* [BRIEF] Please find the lines in the following records that hold "不同类型的植物细胞中线粒体和叶绿体的数量可能不同", and copy them.
━━━ INPUT FOR THIS TASK
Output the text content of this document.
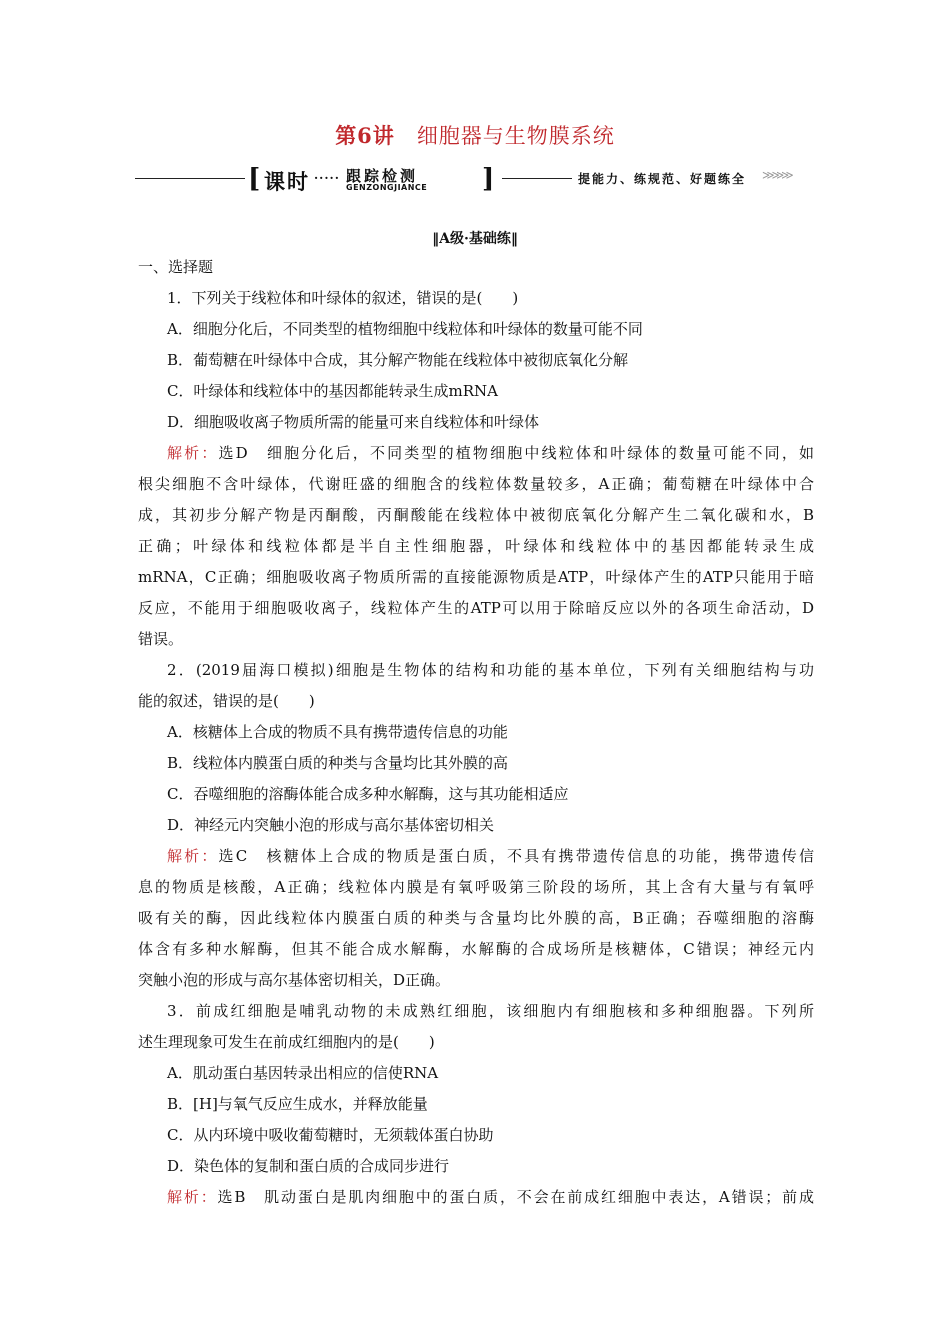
第6讲　 细胞器与生物膜系统
[ 课时 ····· 跟踪检测
GENZONGJIANCE ]	提能力、练规范、好题练全 ≫≫≫
‖A级·基础练‖
一、选择题
1．下列关于线粒体和叶绿体的叙述，错误的是(　　)
A．细胞分化后，不同类型的植物细胞中线粒体和叶绿体的数量可能不同
B．葡萄糖在叶绿体中合成，其分解产物能在线粒体中被彻底氧化分解
C．叶绿体和线粒体中的基因都能转录生成mRNA
D．细胞吸收离子物质所需的能量可来自线粒体和叶绿体
解析：选D　细胞分化后，不同类型的植物细胞中线粒体和叶绿体的数量可能不同，如
根尖细胞不含叶绿体，代谢旺盛的细胞含的线粒体数量较多，A正确；葡萄糖在叶绿体中合
成，其初步分解产物是丙酮酸，丙酮酸能在线粒体中被彻底氧化分解产生二氧化碳和水，B
正确；叶绿体和线粒体都是半自主性细胞器，叶绿体和线粒体中的基因都能转录生成
mRNA，C正确；细胞吸收离子物质所需的直接能源物质是ATP，叶绿体产生的ATP只能用于暗
反应，不能用于细胞吸收离子，线粒体产生的ATP可以用于除暗反应以外的各项生命活动，D
错误。
2．(2019届海口模拟)细胞是生物体的结构和功能的基本单位，下列有关细胞结构与功
能的叙述，错误的是(　　)
A．核糖体上合成的物质不具有携带遗传信息的功能
B．线粒体内膜蛋白质的种类与含量均比其外膜的高
C．吞噬细胞的溶酶体能合成多种水解酶，这与其功能相适应
D．神经元内突触小泡的形成与高尔基体密切相关
解析：选C　核糖体上合成的物质是蛋白质，不具有携带遗传信息的功能，携带遗传信
息的物质是核酸，A正确；线粒体内膜是有氧呼吸第三阶段的场所，其上含有大量与有氧呼
吸有关的酶，因此线粒体内膜蛋白质的种类与含量均比外膜的高，B正确；吞噬细胞的溶酶
体含有多种水解酶，但其不能合成水解酶，水解酶的合成场所是核糖体，C错误；神经元内
突触小泡的形成与高尔基体密切相关，D正确。
3．前成红细胞是哺乳动物的未成熟红细胞，该细胞内有细胞核和多种细胞器。下列所
述生理现象可发生在前成红细胞内的是(　　)
A．肌动蛋白基因转录出相应的信使RNA
B．[H]与氧气反应生成水，并释放能量
C．从内环境中吸收葡萄糖时，无须载体蛋白协助
D．染色体的复制和蛋白质的合成同步进行
解析：选B　肌动蛋白是肌肉细胞中的蛋白质，不会在前成红细胞中表达，A错误；前成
━━━━━━
* [EXPECTED ANSWER]
A．细胞分化后，不同类型的植物细胞中线粒体和叶绿体的数量可能不同
解析：选D　细胞分化后，不同类型的植物细胞中线粒体和叶绿体的数量可能不同，如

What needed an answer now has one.